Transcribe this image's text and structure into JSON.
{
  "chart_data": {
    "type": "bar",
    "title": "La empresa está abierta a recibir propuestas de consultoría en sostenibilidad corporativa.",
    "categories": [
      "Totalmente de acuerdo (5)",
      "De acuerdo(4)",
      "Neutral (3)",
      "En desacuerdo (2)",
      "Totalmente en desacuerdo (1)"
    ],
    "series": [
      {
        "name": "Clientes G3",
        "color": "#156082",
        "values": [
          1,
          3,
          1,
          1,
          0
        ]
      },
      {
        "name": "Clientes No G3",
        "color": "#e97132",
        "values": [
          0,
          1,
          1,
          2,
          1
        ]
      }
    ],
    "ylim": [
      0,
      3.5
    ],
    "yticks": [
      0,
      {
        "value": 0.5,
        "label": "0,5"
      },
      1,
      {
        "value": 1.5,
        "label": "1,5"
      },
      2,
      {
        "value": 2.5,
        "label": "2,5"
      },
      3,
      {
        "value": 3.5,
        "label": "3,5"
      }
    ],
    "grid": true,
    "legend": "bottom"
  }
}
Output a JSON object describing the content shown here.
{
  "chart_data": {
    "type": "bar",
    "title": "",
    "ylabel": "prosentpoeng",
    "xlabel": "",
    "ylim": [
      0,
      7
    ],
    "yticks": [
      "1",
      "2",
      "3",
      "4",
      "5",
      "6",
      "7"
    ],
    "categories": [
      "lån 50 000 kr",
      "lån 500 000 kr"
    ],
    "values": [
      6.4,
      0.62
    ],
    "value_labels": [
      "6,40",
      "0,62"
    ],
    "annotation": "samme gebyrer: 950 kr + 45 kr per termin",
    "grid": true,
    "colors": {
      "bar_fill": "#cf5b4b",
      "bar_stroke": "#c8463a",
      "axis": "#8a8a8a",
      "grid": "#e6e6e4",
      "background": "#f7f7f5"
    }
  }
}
##########
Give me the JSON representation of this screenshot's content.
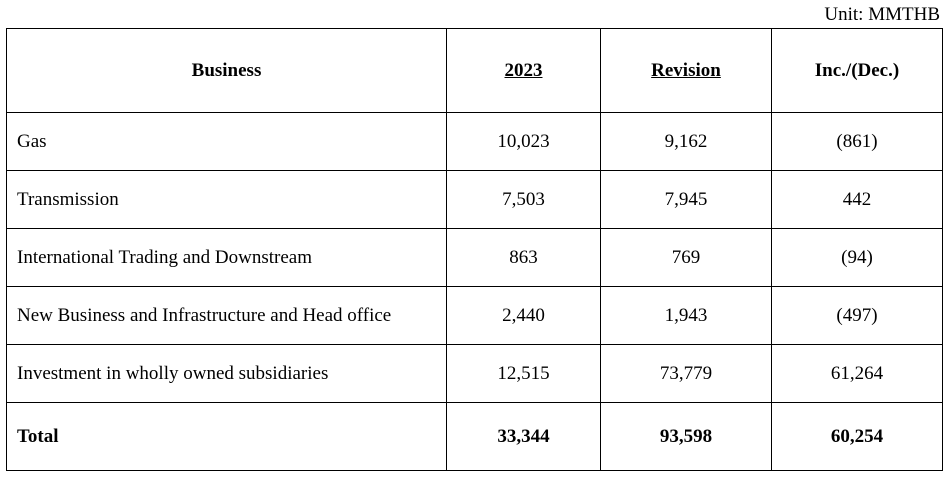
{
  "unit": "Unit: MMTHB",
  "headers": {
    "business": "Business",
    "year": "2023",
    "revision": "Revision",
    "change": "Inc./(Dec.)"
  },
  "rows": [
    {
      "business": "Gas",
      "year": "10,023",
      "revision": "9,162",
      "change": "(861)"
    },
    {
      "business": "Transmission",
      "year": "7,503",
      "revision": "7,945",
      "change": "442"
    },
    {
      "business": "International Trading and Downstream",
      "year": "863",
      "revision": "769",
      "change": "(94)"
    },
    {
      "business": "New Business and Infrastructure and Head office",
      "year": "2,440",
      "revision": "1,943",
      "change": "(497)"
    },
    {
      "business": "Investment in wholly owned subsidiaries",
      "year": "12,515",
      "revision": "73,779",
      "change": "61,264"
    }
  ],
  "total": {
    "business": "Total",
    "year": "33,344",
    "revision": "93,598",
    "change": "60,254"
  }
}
##########
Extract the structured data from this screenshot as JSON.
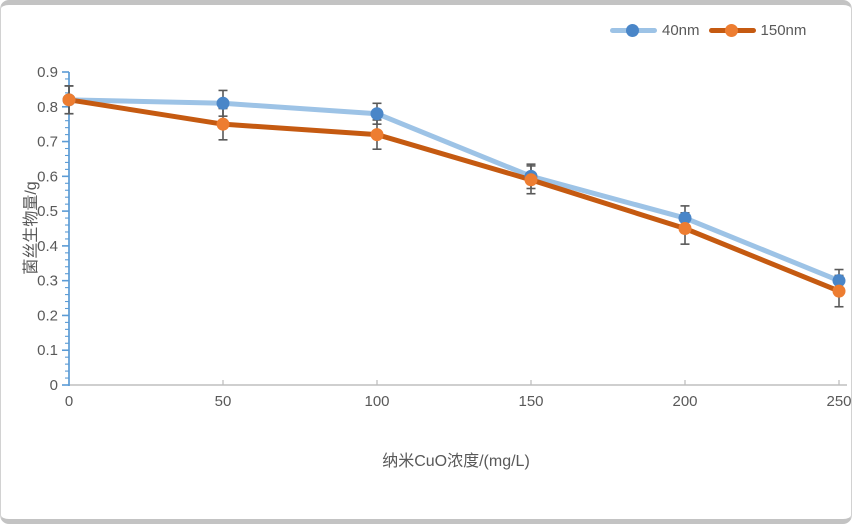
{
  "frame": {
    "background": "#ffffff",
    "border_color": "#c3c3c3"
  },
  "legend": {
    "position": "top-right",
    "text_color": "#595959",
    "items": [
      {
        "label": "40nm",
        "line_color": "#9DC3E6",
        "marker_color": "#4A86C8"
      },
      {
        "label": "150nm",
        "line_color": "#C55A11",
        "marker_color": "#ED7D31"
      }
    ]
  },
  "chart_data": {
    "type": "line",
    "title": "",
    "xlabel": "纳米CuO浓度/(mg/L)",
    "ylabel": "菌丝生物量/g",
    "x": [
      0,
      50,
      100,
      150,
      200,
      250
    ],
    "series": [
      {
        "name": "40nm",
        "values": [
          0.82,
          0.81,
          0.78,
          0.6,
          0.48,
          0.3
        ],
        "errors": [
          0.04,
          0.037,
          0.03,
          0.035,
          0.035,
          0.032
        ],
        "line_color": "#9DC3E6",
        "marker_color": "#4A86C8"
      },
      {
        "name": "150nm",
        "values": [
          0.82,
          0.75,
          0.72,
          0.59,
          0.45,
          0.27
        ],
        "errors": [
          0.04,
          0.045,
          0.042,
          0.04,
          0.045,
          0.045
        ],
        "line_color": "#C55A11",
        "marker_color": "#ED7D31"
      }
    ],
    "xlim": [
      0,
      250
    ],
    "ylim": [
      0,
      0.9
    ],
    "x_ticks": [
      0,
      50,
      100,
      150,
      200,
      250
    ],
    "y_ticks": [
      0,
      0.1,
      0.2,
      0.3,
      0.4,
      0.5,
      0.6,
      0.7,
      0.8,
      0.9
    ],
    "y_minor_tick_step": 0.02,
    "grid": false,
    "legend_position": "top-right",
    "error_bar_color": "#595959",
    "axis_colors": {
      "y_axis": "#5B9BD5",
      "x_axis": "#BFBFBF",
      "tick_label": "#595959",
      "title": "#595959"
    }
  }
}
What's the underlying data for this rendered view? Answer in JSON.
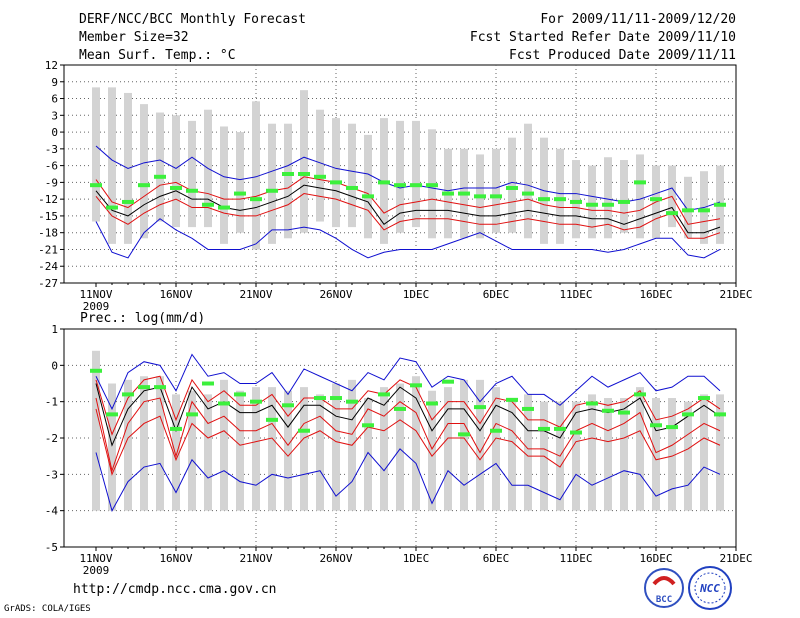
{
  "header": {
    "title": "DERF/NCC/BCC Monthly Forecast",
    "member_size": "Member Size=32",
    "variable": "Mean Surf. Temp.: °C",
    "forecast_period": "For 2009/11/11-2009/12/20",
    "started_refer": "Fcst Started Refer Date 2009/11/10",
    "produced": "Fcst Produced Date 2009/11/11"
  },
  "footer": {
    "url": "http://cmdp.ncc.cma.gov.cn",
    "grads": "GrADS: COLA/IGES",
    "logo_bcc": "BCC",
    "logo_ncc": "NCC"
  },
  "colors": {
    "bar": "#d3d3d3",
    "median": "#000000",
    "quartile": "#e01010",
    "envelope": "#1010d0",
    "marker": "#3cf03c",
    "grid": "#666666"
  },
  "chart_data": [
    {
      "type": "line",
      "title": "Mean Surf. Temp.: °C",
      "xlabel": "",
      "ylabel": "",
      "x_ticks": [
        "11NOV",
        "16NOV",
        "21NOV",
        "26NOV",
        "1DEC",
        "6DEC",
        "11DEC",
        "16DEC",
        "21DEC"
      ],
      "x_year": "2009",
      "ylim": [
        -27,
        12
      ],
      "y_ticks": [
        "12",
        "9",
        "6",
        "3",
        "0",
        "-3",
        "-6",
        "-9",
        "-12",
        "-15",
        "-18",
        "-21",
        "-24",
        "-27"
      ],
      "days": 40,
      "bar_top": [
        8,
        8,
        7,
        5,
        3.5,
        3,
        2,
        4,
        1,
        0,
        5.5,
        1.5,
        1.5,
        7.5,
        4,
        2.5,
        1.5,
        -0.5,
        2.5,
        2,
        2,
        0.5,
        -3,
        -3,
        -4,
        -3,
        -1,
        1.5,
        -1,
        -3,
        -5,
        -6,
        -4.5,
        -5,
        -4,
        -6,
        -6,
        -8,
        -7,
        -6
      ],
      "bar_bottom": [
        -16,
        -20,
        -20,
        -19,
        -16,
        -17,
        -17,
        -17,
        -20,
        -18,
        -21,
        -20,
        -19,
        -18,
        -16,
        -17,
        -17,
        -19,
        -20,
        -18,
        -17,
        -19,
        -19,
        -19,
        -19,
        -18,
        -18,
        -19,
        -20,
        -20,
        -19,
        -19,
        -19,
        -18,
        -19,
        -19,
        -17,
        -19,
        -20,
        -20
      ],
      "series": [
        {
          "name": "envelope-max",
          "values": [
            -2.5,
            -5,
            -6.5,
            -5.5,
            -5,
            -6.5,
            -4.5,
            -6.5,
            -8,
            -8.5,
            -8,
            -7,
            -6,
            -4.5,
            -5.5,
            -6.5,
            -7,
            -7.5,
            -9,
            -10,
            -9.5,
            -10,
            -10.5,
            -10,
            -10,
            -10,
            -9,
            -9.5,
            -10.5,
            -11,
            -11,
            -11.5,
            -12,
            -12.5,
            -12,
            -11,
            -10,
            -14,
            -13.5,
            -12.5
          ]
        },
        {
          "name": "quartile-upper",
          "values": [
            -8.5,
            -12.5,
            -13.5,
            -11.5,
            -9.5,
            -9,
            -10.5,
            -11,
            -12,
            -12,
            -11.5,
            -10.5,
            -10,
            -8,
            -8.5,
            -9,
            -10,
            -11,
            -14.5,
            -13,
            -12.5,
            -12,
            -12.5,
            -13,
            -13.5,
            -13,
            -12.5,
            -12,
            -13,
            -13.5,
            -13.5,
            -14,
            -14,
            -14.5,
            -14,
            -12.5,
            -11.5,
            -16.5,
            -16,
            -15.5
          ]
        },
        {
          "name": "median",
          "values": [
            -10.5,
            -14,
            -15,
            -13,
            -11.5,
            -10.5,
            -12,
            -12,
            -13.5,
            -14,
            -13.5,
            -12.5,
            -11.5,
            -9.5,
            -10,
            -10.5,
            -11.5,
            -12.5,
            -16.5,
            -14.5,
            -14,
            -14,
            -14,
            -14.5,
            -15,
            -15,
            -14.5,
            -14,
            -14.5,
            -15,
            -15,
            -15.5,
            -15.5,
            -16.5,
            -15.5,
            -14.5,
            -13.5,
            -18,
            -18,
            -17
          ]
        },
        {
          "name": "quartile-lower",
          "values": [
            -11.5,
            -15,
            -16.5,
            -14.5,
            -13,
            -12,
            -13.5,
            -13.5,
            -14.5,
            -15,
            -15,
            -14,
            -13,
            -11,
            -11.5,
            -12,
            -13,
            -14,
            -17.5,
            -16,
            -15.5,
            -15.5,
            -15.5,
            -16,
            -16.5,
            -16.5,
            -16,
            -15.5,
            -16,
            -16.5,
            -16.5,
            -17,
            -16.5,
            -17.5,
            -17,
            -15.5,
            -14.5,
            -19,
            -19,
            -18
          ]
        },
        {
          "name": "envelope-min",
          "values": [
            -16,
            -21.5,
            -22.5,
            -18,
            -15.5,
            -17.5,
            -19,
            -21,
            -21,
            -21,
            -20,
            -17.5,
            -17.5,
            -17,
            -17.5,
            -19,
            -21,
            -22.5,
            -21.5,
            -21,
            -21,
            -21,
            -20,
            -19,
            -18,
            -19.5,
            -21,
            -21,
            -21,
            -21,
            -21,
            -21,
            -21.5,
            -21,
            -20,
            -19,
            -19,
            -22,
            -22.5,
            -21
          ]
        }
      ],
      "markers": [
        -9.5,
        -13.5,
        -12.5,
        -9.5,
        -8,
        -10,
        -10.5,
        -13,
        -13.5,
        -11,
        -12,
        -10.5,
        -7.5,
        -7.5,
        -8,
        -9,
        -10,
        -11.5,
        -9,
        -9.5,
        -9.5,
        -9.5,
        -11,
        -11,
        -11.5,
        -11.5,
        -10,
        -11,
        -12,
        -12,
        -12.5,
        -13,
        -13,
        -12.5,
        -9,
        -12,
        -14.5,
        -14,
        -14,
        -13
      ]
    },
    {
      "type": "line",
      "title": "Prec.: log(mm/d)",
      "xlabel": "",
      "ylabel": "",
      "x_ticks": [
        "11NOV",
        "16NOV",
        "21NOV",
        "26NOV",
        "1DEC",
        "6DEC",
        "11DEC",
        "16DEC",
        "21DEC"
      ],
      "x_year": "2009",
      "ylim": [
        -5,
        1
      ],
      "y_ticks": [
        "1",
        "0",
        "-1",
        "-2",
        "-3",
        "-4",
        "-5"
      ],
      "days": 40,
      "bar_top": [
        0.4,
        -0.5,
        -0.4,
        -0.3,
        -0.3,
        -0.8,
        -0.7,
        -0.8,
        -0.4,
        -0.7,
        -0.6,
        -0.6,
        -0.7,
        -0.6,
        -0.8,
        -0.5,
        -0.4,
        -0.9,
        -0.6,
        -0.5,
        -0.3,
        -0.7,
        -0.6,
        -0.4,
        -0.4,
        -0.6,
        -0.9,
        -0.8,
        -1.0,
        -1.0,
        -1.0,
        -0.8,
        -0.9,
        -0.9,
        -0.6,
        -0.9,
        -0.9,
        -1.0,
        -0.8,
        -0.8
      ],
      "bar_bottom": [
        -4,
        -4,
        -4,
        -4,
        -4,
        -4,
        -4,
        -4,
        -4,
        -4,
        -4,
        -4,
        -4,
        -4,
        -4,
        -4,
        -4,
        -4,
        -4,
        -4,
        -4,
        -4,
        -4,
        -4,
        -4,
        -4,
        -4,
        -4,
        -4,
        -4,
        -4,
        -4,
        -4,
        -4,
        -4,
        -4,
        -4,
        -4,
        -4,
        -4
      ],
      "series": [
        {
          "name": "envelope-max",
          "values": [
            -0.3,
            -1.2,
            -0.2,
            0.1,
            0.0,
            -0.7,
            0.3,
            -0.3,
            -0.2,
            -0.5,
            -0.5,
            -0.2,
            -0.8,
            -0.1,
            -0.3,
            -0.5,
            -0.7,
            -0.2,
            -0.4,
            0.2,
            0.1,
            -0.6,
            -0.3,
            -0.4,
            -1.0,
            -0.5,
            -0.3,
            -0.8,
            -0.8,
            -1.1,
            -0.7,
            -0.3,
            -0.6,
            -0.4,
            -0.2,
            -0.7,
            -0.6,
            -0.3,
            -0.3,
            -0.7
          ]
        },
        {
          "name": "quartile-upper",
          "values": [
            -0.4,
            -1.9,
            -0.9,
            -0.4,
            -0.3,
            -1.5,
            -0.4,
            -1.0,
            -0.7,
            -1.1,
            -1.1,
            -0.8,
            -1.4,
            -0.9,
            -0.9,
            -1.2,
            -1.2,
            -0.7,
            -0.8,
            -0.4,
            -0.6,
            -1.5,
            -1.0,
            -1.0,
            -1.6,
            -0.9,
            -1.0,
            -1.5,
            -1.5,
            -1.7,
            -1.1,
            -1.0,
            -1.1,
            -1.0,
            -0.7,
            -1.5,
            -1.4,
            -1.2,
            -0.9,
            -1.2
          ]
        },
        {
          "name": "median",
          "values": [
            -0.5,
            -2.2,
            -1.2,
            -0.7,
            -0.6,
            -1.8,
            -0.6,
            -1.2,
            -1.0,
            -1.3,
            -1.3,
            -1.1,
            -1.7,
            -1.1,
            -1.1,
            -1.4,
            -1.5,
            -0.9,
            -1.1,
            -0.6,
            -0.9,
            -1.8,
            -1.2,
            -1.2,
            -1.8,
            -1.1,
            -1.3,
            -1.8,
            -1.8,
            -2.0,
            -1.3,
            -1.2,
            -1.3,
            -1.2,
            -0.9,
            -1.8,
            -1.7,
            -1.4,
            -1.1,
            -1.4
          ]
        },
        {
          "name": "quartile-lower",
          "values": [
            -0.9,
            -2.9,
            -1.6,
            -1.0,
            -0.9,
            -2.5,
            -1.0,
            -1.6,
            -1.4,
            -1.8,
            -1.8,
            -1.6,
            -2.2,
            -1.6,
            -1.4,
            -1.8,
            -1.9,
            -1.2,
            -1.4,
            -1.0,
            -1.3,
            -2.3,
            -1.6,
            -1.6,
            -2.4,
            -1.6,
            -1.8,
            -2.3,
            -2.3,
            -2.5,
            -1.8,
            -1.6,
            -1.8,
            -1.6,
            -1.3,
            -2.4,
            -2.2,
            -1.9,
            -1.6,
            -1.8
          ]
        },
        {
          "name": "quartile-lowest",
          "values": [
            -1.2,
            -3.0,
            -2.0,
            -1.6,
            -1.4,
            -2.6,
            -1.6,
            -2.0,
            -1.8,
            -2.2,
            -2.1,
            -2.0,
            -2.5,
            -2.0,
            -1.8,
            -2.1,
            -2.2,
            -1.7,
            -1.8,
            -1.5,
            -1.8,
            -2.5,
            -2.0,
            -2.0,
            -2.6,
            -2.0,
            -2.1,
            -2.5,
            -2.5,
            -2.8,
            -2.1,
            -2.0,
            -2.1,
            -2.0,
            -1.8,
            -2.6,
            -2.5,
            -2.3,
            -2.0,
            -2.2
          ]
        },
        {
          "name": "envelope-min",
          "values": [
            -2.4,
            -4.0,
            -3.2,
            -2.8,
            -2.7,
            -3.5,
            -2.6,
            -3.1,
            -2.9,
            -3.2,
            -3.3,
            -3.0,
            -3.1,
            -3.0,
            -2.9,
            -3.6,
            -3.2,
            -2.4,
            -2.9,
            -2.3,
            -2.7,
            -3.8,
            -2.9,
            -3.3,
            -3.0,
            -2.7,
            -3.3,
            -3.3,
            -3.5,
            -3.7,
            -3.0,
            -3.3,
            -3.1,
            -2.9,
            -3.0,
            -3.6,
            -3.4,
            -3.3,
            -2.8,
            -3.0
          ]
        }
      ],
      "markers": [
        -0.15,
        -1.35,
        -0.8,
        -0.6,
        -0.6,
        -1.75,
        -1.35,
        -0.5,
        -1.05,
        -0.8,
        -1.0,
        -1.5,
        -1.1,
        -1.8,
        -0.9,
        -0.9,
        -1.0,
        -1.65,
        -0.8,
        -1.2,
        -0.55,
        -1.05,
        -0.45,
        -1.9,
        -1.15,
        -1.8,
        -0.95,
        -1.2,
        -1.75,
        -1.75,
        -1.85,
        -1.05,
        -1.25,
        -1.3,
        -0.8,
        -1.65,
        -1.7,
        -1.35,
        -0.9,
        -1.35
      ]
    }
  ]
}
##########
### WRITTEN INSTRUCTION:
Search the data above for lines holding "Temp" and copy each of them.

### EXERCISE OUTPUT:
    "variable": "Mean Surf. Temp.: °C",
      "title": "Mean Surf. Temp.: °C",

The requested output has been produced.